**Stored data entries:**

--- BEGIN ---

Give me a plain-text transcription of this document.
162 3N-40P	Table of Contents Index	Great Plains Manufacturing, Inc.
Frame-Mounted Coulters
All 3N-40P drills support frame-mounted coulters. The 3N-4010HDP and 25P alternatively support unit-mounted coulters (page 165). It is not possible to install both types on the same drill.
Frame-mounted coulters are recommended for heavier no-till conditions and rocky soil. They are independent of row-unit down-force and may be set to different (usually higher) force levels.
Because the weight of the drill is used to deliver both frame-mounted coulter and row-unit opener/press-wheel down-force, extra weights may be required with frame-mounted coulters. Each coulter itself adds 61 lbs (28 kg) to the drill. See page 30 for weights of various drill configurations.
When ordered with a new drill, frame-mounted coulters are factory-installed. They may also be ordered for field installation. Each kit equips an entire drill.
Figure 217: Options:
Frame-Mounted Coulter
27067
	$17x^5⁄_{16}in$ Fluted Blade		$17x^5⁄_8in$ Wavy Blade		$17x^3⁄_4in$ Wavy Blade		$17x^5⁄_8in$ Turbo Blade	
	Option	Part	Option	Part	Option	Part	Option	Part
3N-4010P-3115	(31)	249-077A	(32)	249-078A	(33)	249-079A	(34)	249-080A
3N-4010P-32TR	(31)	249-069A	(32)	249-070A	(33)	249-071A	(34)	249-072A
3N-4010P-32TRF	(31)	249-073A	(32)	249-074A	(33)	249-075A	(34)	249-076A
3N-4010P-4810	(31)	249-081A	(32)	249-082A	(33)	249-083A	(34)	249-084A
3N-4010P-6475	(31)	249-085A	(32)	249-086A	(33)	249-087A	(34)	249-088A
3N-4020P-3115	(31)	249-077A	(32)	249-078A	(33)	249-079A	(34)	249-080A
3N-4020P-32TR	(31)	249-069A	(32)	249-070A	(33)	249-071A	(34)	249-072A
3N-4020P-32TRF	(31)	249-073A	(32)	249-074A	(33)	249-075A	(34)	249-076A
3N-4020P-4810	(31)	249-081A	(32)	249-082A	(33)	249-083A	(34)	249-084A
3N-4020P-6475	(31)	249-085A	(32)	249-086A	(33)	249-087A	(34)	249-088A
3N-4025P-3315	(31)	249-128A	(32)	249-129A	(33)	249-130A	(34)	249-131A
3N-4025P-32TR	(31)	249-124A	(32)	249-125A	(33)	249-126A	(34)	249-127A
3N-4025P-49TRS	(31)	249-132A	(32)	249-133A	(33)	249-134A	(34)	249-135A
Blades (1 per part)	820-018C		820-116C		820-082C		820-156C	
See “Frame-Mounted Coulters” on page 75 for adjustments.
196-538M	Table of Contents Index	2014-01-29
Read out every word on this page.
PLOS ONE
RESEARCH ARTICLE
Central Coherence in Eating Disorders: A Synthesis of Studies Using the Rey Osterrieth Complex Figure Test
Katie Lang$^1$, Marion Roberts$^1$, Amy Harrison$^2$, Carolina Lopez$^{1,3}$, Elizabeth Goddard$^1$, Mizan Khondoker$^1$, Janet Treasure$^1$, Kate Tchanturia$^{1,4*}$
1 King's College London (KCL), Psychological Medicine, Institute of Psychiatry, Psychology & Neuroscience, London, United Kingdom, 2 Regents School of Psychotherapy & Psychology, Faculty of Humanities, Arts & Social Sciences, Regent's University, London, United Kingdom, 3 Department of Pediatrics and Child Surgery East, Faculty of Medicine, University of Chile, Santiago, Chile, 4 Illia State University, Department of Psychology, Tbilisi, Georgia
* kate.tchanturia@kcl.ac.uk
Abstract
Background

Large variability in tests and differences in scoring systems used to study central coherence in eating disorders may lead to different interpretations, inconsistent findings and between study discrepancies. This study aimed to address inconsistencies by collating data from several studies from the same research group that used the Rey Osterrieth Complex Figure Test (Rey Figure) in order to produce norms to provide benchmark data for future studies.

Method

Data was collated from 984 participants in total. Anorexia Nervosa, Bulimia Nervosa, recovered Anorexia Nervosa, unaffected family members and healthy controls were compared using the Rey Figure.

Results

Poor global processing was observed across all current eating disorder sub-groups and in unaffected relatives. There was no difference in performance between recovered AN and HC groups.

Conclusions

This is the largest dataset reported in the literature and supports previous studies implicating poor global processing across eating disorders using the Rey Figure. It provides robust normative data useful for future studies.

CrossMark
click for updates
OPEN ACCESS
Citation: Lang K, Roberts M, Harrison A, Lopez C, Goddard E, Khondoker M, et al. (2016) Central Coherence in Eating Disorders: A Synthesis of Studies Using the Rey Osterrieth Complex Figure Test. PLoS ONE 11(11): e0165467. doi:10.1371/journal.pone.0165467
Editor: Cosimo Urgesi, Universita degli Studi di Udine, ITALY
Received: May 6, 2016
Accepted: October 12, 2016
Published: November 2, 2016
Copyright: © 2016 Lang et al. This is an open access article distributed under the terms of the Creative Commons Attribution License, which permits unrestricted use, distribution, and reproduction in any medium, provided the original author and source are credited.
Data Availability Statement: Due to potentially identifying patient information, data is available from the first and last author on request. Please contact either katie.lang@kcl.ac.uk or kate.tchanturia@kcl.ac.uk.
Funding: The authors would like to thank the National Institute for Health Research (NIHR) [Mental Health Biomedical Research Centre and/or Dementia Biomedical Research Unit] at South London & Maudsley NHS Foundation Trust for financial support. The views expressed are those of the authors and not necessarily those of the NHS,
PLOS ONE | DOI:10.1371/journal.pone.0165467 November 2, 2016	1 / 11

--- END ---

**WHAT IS REQUIRED:**
Return every entry verbatim.

**THE SOLUTION:**
Give me a plain-text transcription of this document.
162 3N-40P	Table of Contents Index	Great Plains Manufacturing, Inc.
Frame-Mounted Coulters
All 3N-40P drills support frame-mounted coulters. The 3N-4010HDP and 25P alternatively support unit-mounted coulters (page 165). It is not possible to install both types on the same drill.
Frame-mounted coulters are recommended for heavier no-till conditions and rocky soil. They are independent of row-unit down-force and may be set to different (usually higher) force levels.
Because the weight of the drill is used to deliver both frame-mounted coulter and row-unit opener/press-wheel down-force, extra weights may be required with frame-mounted coulters. Each coulter itself adds 61 lbs (28 kg) to the drill. See page 30 for weights of various drill configurations.
When ordered with a new drill, frame-mounted coulters are factory-installed. They may also be ordered for field installation. Each kit equips an entire drill.
Figure 217: Options:
Frame-Mounted Coulter
27067
	$17x^5⁄_{16}in$ Fluted Blade		$17x^5⁄_8in$ Wavy Blade		$17x^3⁄_4in$ Wavy Blade		$17x^5⁄_8in$ Turbo Blade	
	Option	Part	Option	Part	Option	Part	Option	Part
3N-4010P-3115	(31)	249-077A	(32)	249-078A	(33)	249-079A	(34)	249-080A
3N-4010P-32TR	(31)	249-069A	(32)	249-070A	(33)	249-071A	(34)	249-072A
3N-4010P-32TRF	(31)	249-073A	(32)	249-074A	(33)	249-075A	(34)	249-076A
3N-4010P-4810	(31)	249-081A	(32)	249-082A	(33)	249-083A	(34)	249-084A
3N-4010P-6475	(31)	249-085A	(32)	249-086A	(33)	249-087A	(34)	249-088A
3N-4020P-3115	(31)	249-077A	(32)	249-078A	(33)	249-079A	(34)	249-080A
3N-4020P-32TR	(31)	249-069A	(32)	249-070A	(33)	249-071A	(34)	249-072A
3N-4020P-32TRF	(31)	249-073A	(32)	249-074A	(33)	249-075A	(34)	249-076A
3N-4020P-4810	(31)	249-081A	(32)	249-082A	(33)	249-083A	(34)	249-084A
3N-4020P-6475	(31)	249-085A	(32)	249-086A	(33)	249-087A	(34)	249-088A
3N-4025P-3315	(31)	249-128A	(32)	249-129A	(33)	249-130A	(34)	249-131A
3N-4025P-32TR	(31)	249-124A	(32)	249-125A	(33)	249-126A	(34)	249-127A
3N-4025P-49TRS	(31)	249-132A	(32)	249-133A	(33)	249-134A	(34)	249-135A
Blades (1 per part)	820-018C		820-116C		820-082C		820-156C	
See “Frame-Mounted Coulters” on page 75 for adjustments.
196-538M	Table of Contents Index	2014-01-29
Read out every word on this page.
PLOS ONE
RESEARCH ARTICLE
Central Coherence in Eating Disorders: A Synthesis of Studies Using the Rey Osterrieth Complex Figure Test
Katie Lang$^1$, Marion Roberts$^1$, Amy Harrison$^2$, Carolina Lopez$^{1,3}$, Elizabeth Goddard$^1$, Mizan Khondoker$^1$, Janet Treasure$^1$, Kate Tchanturia$^{1,4*}$
1 King's College London (KCL), Psychological Medicine, Institute of Psychiatry, Psychology & Neuroscience, London, United Kingdom, 2 Regents School of Psychotherapy & Psychology, Faculty of Humanities, Arts & Social Sciences, Regent's University, London, United Kingdom, 3 Department of Pediatrics and Child Surgery East, Faculty of Medicine, University of Chile, Santiago, Chile, 4 Illia State University, Department of Psychology, Tbilisi, Georgia
* kate.tchanturia@kcl.ac.uk
Abstract
Background

Large variability in tests and differences in scoring systems used to study central coherence in eating disorders may lead to different interpretations, inconsistent findings and between study discrepancies. This study aimed to address inconsistencies by collating data from several studies from the same research group that used the Rey Osterrieth Complex Figure Test (Rey Figure) in order to produce norms to provide benchmark data for future studies.

Method

Data was collated from 984 participants in total. Anorexia Nervosa, Bulimia Nervosa, recovered Anorexia Nervosa, unaffected family members and healthy controls were compared using the Rey Figure.

Results

Poor global processing was observed across all current eating disorder sub-groups and in unaffected relatives. There was no difference in performance between recovered AN and HC groups.

Conclusions

This is the largest dataset reported in the literature and supports previous studies implicating poor global processing across eating disorders using the Rey Figure. It provides robust normative data useful for future studies.

CrossMark
click for updates
OPEN ACCESS
Citation: Lang K, Roberts M, Harrison A, Lopez C, Goddard E, Khondoker M, et al. (2016) Central Coherence in Eating Disorders: A Synthesis of Studies Using the Rey Osterrieth Complex Figure Test. PLoS ONE 11(11): e0165467. doi:10.1371/journal.pone.0165467
Editor: Cosimo Urgesi, Universita degli Studi di Udine, ITALY
Received: May 6, 2016
Accepted: October 12, 2016
Published: November 2, 2016
Copyright: © 2016 Lang et al. This is an open access article distributed under the terms of the Creative Commons Attribution License, which permits unrestricted use, distribution, and reproduction in any medium, provided the original author and source are credited.
Data Availability Statement: Due to potentially identifying patient information, data is available from the first and last author on request. Please contact either katie.lang@kcl.ac.uk or kate.tchanturia@kcl.ac.uk.
Funding: The authors would like to thank the National Institute for Health Research (NIHR) [Mental Health Biomedical Research Centre and/or Dementia Biomedical Research Unit] at South London & Maudsley NHS Foundation Trust for financial support. The views expressed are those of the authors and not necessarily those of the NHS,
PLOS ONE | DOI:10.1371/journal.pone.0165467 November 2, 2016	1 / 11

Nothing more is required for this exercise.